(Data entries)

* Begin *

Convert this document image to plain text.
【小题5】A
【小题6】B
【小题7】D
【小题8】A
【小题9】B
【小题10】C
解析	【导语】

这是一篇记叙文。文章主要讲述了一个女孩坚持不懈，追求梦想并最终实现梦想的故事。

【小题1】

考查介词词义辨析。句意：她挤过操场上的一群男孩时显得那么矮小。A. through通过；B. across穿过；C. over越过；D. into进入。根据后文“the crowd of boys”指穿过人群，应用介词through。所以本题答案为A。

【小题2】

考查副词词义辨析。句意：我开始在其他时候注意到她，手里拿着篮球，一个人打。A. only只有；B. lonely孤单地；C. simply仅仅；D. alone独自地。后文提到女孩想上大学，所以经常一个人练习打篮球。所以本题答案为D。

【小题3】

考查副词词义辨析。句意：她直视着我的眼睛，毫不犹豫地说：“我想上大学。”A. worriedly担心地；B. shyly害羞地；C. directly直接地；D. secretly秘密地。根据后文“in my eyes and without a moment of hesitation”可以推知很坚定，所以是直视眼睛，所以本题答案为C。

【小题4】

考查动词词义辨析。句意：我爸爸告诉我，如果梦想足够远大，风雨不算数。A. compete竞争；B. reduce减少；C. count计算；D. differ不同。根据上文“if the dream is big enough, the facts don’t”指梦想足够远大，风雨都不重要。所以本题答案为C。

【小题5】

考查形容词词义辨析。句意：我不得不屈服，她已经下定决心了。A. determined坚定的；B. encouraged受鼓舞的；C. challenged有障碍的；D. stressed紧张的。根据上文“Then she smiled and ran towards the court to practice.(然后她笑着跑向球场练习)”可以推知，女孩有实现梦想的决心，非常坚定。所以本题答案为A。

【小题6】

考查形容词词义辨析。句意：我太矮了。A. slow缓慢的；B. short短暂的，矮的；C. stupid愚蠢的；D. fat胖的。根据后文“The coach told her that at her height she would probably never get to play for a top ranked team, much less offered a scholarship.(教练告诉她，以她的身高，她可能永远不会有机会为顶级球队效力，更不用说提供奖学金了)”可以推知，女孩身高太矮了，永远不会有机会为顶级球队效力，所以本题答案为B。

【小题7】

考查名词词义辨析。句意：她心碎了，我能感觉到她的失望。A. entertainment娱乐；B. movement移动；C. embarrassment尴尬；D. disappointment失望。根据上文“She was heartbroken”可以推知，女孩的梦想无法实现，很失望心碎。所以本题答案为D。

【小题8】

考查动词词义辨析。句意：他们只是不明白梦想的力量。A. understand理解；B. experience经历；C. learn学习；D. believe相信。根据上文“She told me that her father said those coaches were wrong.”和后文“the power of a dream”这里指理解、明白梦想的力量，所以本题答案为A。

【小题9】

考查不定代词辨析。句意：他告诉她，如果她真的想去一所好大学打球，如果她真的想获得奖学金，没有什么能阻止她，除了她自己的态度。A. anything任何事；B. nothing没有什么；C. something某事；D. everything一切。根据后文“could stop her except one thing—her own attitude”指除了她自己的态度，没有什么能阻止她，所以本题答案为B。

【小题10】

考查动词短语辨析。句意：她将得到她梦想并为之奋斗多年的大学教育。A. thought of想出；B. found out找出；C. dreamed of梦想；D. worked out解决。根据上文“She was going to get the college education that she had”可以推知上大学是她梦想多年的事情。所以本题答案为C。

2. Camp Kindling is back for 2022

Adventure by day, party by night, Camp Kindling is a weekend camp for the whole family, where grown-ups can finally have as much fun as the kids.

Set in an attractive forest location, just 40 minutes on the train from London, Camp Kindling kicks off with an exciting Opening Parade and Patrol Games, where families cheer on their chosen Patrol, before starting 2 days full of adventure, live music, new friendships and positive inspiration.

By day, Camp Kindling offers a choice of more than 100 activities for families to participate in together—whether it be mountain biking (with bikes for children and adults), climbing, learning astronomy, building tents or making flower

* End *

- Exercise -
Repeat the records above exactly, from the first line to the last.

- Task solution -
Convert this document image to plain text.
【小题5】A
【小题6】B
【小题7】D
【小题8】A
【小题9】B
【小题10】C
解析	【导语】

这是一篇记叙文。文章主要讲述了一个女孩坚持不懈，追求梦想并最终实现梦想的故事。

【小题1】

考查介词词义辨析。句意：她挤过操场上的一群男孩时显得那么矮小。A. through通过；B. across穿过；C. over越过；D. into进入。根据后文“the crowd of boys”指穿过人群，应用介词through。所以本题答案为A。

【小题2】

考查副词词义辨析。句意：我开始在其他时候注意到她，手里拿着篮球，一个人打。A. only只有；B. lonely孤单地；C. simply仅仅；D. alone独自地。后文提到女孩想上大学，所以经常一个人练习打篮球。所以本题答案为D。

【小题3】

考查副词词义辨析。句意：她直视着我的眼睛，毫不犹豫地说：“我想上大学。”A. worriedly担心地；B. shyly害羞地；C. directly直接地；D. secretly秘密地。根据后文“in my eyes and without a moment of hesitation”可以推知很坚定，所以是直视眼睛，所以本题答案为C。

【小题4】

考查动词词义辨析。句意：我爸爸告诉我，如果梦想足够远大，风雨不算数。A. compete竞争；B. reduce减少；C. count计算；D. differ不同。根据上文“if the dream is big enough, the facts don’t”指梦想足够远大，风雨都不重要。所以本题答案为C。

【小题5】

考查形容词词义辨析。句意：我不得不屈服，她已经下定决心了。A. determined坚定的；B. encouraged受鼓舞的；C. challenged有障碍的；D. stressed紧张的。根据上文“Then she smiled and ran towards the court to practice.(然后她笑着跑向球场练习)”可以推知，女孩有实现梦想的决心，非常坚定。所以本题答案为A。

【小题6】

考查形容词词义辨析。句意：我太矮了。A. slow缓慢的；B. short短暂的，矮的；C. stupid愚蠢的；D. fat胖的。根据后文“The coach told her that at her height she would probably never get to play for a top ranked team, much less offered a scholarship.(教练告诉她，以她的身高，她可能永远不会有机会为顶级球队效力，更不用说提供奖学金了)”可以推知，女孩身高太矮了，永远不会有机会为顶级球队效力，所以本题答案为B。

【小题7】

考查名词词义辨析。句意：她心碎了，我能感觉到她的失望。A. entertainment娱乐；B. movement移动；C. embarrassment尴尬；D. disappointment失望。根据上文“She was heartbroken”可以推知，女孩的梦想无法实现，很失望心碎。所以本题答案为D。

【小题8】

考查动词词义辨析。句意：他们只是不明白梦想的力量。A. understand理解；B. experience经历；C. learn学习；D. believe相信。根据上文“She told me that her father said those coaches were wrong.”和后文“the power of a dream”这里指理解、明白梦想的力量，所以本题答案为A。

【小题9】

考查不定代词辨析。句意：他告诉她，如果她真的想去一所好大学打球，如果她真的想获得奖学金，没有什么能阻止她，除了她自己的态度。A. anything任何事；B. nothing没有什么；C. something某事；D. everything一切。根据后文“could stop her except one thing—her own attitude”指除了她自己的态度，没有什么能阻止她，所以本题答案为B。

【小题10】

考查动词短语辨析。句意：她将得到她梦想并为之奋斗多年的大学教育。A. thought of想出；B. found out找出；C. dreamed of梦想；D. worked out解决。根据上文“She was going to get the college education that she had”可以推知上大学是她梦想多年的事情。所以本题答案为C。

2. Camp Kindling is back for 2022

Adventure by day, party by night, Camp Kindling is a weekend camp for the whole family, where grown-ups can finally have as much fun as the kids.

Set in an attractive forest location, just 40 minutes on the train from London, Camp Kindling kicks off with an exciting Opening Parade and Patrol Games, where families cheer on their chosen Patrol, before starting 2 days full of adventure, live music, new friendships and positive inspiration.

By day, Camp Kindling offers a choice of more than 100 activities for families to participate in together—whether it be mountain biking (with bikes for children and adults), climbing, learning astronomy, building tents or making flower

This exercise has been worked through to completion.